What you have to do: Copy the records below exactly, leaving out any pictures.

* begin *

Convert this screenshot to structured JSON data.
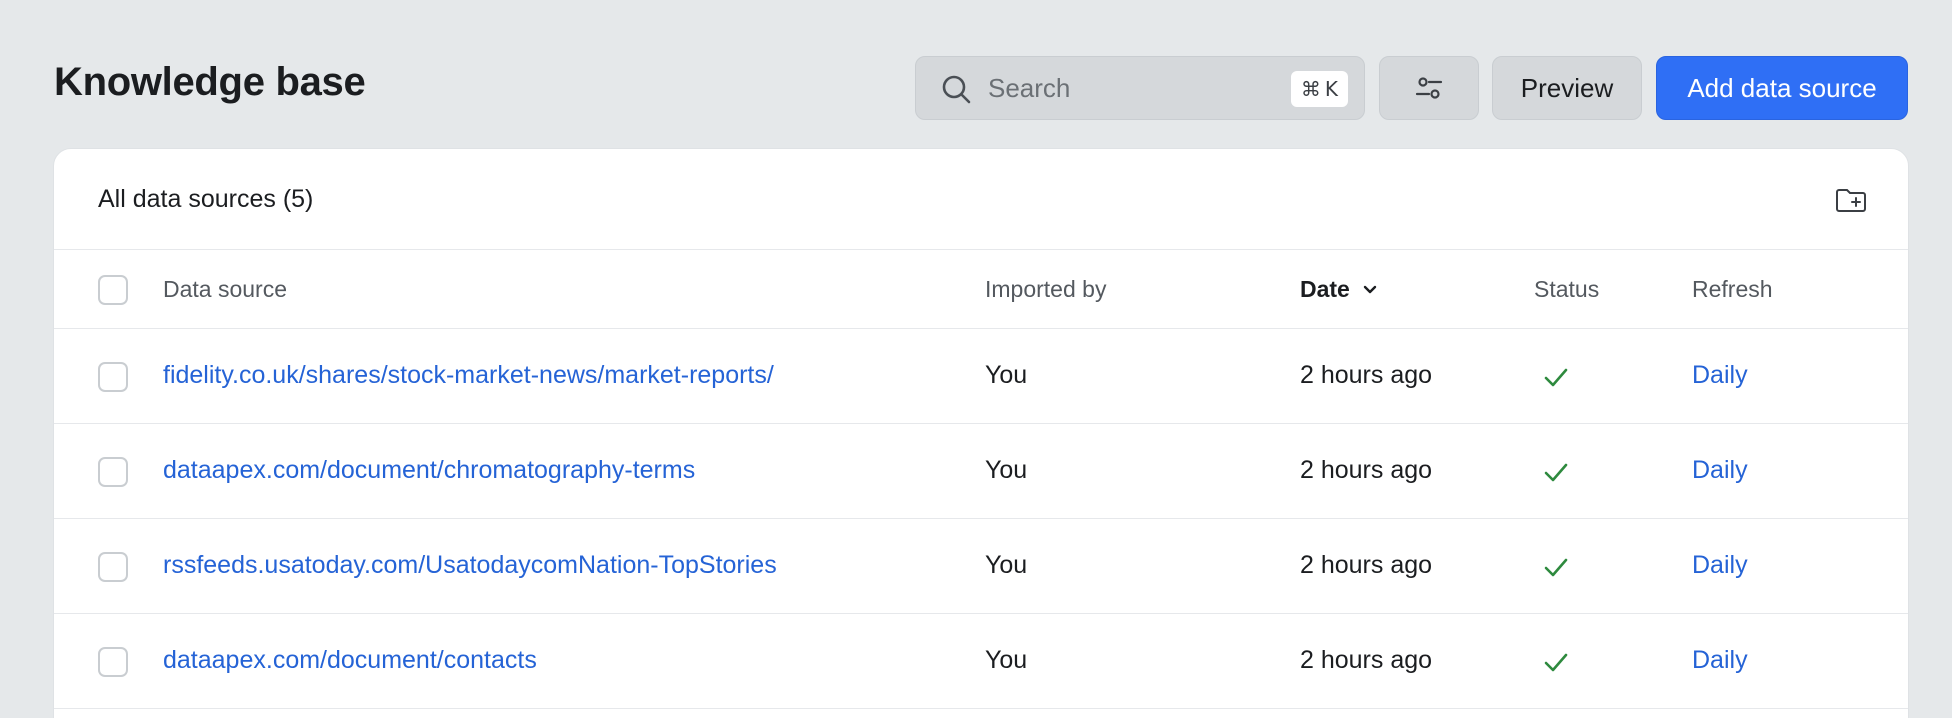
{
  "page": {
    "title": "Knowledge base"
  },
  "toolbar": {
    "search_placeholder": "Search",
    "shortcut_symbol": "⌘",
    "shortcut_key": "K",
    "filter_icon": "sliders-icon",
    "preview_label": "Preview",
    "add_label": "Add data source"
  },
  "card": {
    "title": "All data sources (5)",
    "folder_icon": "folder-add-icon"
  },
  "table": {
    "columns": {
      "source": "Data source",
      "importer": "Imported by",
      "date": "Date",
      "status": "Status",
      "refresh": "Refresh"
    },
    "rows": [
      {
        "source": "fidelity.co.uk/shares/stock-market-news/market-reports/",
        "importer": "You",
        "date": "2 hours ago",
        "status": "check-icon",
        "refresh": "Daily"
      },
      {
        "source": "dataapex.com/document/chromatography-terms",
        "importer": "You",
        "date": "2 hours ago",
        "status": "check-icon",
        "refresh": "Daily"
      },
      {
        "source": "rssfeeds.usatoday.com/UsatodaycomNation-TopStories",
        "importer": "You",
        "date": "2 hours ago",
        "status": "check-icon",
        "refresh": "Daily"
      },
      {
        "source": "dataapex.com/document/contacts",
        "importer": "You",
        "date": "2 hours ago",
        "status": "check-icon",
        "refresh": "Daily"
      }
    ]
  },
  "colors": {
    "background": "#e5e8ea",
    "primary": "#2f6ff5",
    "link": "#2563d6",
    "success": "#2e8a3e"
  }
}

* end *

Solved exercise:
Convert this screenshot to structured JSON data.
{
  "page": {
    "title": "Knowledge base"
  },
  "toolbar": {
    "search_placeholder": "Search",
    "shortcut_symbol": "⌘",
    "shortcut_key": "K",
    "filter_icon": "sliders-icon",
    "preview_label": "Preview",
    "add_label": "Add data source"
  },
  "card": {
    "title": "All data sources (5)",
    "folder_icon": "folder-add-icon"
  },
  "table": {
    "columns": {
      "source": "Data source",
      "importer": "Imported by",
      "date": "Date",
      "status": "Status",
      "refresh": "Refresh"
    },
    "rows": [
      {
        "source": "fidelity.co.uk/shares/stock-market-news/market-reports/",
        "importer": "You",
        "date": "2 hours ago",
        "status": "check-icon",
        "refresh": "Daily"
      },
      {
        "source": "dataapex.com/document/chromatography-terms",
        "importer": "You",
        "date": "2 hours ago",
        "status": "check-icon",
        "refresh": "Daily"
      },
      {
        "source": "rssfeeds.usatoday.com/UsatodaycomNation-TopStories",
        "importer": "You",
        "date": "2 hours ago",
        "status": "check-icon",
        "refresh": "Daily"
      },
      {
        "source": "dataapex.com/document/contacts",
        "importer": "You",
        "date": "2 hours ago",
        "status": "check-icon",
        "refresh": "Daily"
      }
    ]
  },
  "colors": {
    "background": "#e5e8ea",
    "primary": "#2f6ff5",
    "link": "#2563d6",
    "success": "#2e8a3e"
  }
}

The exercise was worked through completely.